TASK DETAILS>
Write out the records again, exactly, leaving none out.

————————

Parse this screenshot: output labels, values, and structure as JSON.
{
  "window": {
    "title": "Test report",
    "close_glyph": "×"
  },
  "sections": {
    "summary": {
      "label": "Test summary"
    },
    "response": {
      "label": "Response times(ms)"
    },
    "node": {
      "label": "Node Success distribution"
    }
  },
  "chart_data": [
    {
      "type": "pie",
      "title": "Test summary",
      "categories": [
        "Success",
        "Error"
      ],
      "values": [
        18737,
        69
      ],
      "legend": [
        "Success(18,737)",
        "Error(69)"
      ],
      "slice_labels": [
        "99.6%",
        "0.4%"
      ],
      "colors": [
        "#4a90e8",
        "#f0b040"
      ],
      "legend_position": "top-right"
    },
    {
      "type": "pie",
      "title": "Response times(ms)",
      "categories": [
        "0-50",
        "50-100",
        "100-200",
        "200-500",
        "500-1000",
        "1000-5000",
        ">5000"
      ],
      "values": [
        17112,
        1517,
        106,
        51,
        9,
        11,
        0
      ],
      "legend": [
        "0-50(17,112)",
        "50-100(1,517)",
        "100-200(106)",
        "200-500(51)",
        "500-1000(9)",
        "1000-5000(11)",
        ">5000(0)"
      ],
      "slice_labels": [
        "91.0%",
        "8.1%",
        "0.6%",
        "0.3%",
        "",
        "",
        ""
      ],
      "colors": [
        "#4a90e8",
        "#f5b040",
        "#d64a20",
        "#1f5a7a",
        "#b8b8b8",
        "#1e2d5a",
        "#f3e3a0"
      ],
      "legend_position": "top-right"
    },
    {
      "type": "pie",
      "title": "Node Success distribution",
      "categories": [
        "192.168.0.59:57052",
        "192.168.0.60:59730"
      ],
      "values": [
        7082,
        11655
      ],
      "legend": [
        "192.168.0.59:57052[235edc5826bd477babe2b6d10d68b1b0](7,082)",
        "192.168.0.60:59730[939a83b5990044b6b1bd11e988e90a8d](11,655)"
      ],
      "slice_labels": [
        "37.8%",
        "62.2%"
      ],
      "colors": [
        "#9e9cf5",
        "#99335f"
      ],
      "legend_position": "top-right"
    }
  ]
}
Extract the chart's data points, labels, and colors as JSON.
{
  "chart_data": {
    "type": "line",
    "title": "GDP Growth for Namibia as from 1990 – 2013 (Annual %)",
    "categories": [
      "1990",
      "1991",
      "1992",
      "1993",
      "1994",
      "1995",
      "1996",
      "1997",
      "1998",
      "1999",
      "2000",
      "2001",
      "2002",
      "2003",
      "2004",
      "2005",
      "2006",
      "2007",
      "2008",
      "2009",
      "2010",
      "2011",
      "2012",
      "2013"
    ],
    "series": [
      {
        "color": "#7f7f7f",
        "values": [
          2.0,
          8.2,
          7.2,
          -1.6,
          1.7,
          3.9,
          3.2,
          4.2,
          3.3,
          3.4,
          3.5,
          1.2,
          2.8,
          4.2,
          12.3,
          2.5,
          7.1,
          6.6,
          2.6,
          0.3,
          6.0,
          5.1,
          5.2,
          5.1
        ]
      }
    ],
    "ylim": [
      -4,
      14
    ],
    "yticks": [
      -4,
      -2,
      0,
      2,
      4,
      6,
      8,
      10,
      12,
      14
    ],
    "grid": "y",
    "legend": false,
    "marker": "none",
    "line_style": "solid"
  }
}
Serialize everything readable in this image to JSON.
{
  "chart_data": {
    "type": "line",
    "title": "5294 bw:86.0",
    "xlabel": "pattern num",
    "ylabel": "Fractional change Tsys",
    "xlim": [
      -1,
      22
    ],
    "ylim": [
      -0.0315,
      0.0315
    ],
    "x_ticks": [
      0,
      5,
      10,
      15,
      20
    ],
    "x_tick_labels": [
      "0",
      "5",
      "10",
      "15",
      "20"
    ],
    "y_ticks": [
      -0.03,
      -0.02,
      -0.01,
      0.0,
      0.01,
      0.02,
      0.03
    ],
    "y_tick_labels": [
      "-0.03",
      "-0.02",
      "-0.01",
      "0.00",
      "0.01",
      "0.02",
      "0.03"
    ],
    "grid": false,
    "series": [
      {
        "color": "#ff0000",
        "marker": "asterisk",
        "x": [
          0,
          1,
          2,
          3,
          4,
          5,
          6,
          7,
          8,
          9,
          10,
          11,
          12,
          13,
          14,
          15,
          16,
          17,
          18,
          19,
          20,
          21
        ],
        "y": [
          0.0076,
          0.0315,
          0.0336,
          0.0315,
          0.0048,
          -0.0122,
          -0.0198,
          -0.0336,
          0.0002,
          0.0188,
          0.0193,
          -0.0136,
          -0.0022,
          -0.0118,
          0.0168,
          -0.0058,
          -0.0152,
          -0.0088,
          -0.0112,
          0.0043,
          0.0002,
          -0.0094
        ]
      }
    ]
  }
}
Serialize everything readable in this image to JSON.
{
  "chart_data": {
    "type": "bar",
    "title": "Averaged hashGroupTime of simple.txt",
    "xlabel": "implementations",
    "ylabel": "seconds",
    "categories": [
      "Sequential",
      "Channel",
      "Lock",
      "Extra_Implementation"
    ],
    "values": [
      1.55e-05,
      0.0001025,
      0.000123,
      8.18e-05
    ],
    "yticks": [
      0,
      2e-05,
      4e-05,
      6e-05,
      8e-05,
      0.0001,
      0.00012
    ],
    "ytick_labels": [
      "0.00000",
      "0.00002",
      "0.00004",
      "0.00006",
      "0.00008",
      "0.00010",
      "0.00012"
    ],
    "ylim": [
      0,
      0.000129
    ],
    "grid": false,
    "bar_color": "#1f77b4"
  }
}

————————

EXPECTED OUTPUT>
Parse this screenshot: output labels, values, and structure as JSON.
{
  "window": {
    "title": "Test report",
    "close_glyph": "×"
  },
  "sections": {
    "summary": {
      "label": "Test summary"
    },
    "response": {
      "label": "Response times(ms)"
    },
    "node": {
      "label": "Node Success distribution"
    }
  },
  "chart_data": [
    {
      "type": "pie",
      "title": "Test summary",
      "categories": [
        "Success",
        "Error"
      ],
      "values": [
        18737,
        69
      ],
      "legend": [
        "Success(18,737)",
        "Error(69)"
      ],
      "slice_labels": [
        "99.6%",
        "0.4%"
      ],
      "colors": [
        "#4a90e8",
        "#f0b040"
      ],
      "legend_position": "top-right"
    },
    {
      "type": "pie",
      "title": "Response times(ms)",
      "categories": [
        "0-50",
        "50-100",
        "100-200",
        "200-500",
        "500-1000",
        "1000-5000",
        ">5000"
      ],
      "values": [
        17112,
        1517,
        106,
        51,
        9,
        11,
        0
      ],
      "legend": [
        "0-50(17,112)",
        "50-100(1,517)",
        "100-200(106)",
        "200-500(51)",
        "500-1000(9)",
        "1000-5000(11)",
        ">5000(0)"
      ],
      "slice_labels": [
        "91.0%",
        "8.1%",
        "0.6%",
        "0.3%",
        "",
        "",
        ""
      ],
      "colors": [
        "#4a90e8",
        "#f5b040",
        "#d64a20",
        "#1f5a7a",
        "#b8b8b8",
        "#1e2d5a",
        "#f3e3a0"
      ],
      "legend_position": "top-right"
    },
    {
      "type": "pie",
      "title": "Node Success distribution",
      "categories": [
        "192.168.0.59:57052",
        "192.168.0.60:59730"
      ],
      "values": [
        7082,
        11655
      ],
      "legend": [
        "192.168.0.59:57052[235edc5826bd477babe2b6d10d68b1b0](7,082)",
        "192.168.0.60:59730[939a83b5990044b6b1bd11e988e90a8d](11,655)"
      ],
      "slice_labels": [
        "37.8%",
        "62.2%"
      ],
      "colors": [
        "#9e9cf5",
        "#99335f"
      ],
      "legend_position": "top-right"
    }
  ]
}
Extract the chart's data points, labels, and colors as JSON.
{
  "chart_data": {
    "type": "line",
    "title": "GDP Growth for Namibia as from 1990 – 2013 (Annual %)",
    "categories": [
      "1990",
      "1991",
      "1992",
      "1993",
      "1994",
      "1995",
      "1996",
      "1997",
      "1998",
      "1999",
      "2000",
      "2001",
      "2002",
      "2003",
      "2004",
      "2005",
      "2006",
      "2007",
      "2008",
      "2009",
      "2010",
      "2011",
      "2012",
      "2013"
    ],
    "series": [
      {
        "color": "#7f7f7f",
        "values": [
          2.0,
          8.2,
          7.2,
          -1.6,
          1.7,
          3.9,
          3.2,
          4.2,
          3.3,
          3.4,
          3.5,
          1.2,
          2.8,
          4.2,
          12.3,
          2.5,
          7.1,
          6.6,
          2.6,
          0.3,
          6.0,
          5.1,
          5.2,
          5.1
        ]
      }
    ],
    "ylim": [
      -4,
      14
    ],
    "yticks": [
      -4,
      -2,
      0,
      2,
      4,
      6,
      8,
      10,
      12,
      14
    ],
    "grid": "y",
    "legend": false,
    "marker": "none",
    "line_style": "solid"
  }
}
Serialize everything readable in this image to JSON.
{
  "chart_data": {
    "type": "line",
    "title": "5294 bw:86.0",
    "xlabel": "pattern num",
    "ylabel": "Fractional change Tsys",
    "xlim": [
      -1,
      22
    ],
    "ylim": [
      -0.0315,
      0.0315
    ],
    "x_ticks": [
      0,
      5,
      10,
      15,
      20
    ],
    "x_tick_labels": [
      "0",
      "5",
      "10",
      "15",
      "20"
    ],
    "y_ticks": [
      -0.03,
      -0.02,
      -0.01,
      0.0,
      0.01,
      0.02,
      0.03
    ],
    "y_tick_labels": [
      "-0.03",
      "-0.02",
      "-0.01",
      "0.00",
      "0.01",
      "0.02",
      "0.03"
    ],
    "grid": false,
    "series": [
      {
        "color": "#ff0000",
        "marker": "asterisk",
        "x": [
          0,
          1,
          2,
          3,
          4,
          5,
          6,
          7,
          8,
          9,
          10,
          11,
          12,
          13,
          14,
          15,
          16,
          17,
          18,
          19,
          20,
          21
        ],
        "y": [
          0.0076,
          0.0315,
          0.0336,
          0.0315,
          0.0048,
          -0.0122,
          -0.0198,
          -0.0336,
          0.0002,
          0.0188,
          0.0193,
          -0.0136,
          -0.0022,
          -0.0118,
          0.0168,
          -0.0058,
          -0.0152,
          -0.0088,
          -0.0112,
          0.0043,
          0.0002,
          -0.0094
        ]
      }
    ]
  }
}
Serialize everything readable in this image to JSON.
{
  "chart_data": {
    "type": "bar",
    "title": "Averaged hashGroupTime of simple.txt",
    "xlabel": "implementations",
    "ylabel": "seconds",
    "categories": [
      "Sequential",
      "Channel",
      "Lock",
      "Extra_Implementation"
    ],
    "values": [
      1.55e-05,
      0.0001025,
      0.000123,
      8.18e-05
    ],
    "yticks": [
      0,
      2e-05,
      4e-05,
      6e-05,
      8e-05,
      0.0001,
      0.00012
    ],
    "ytick_labels": [
      "0.00000",
      "0.00002",
      "0.00004",
      "0.00006",
      "0.00008",
      "0.00010",
      "0.00012"
    ],
    "ylim": [
      0,
      0.000129
    ],
    "grid": false,
    "bar_color": "#1f77b4"
  }
}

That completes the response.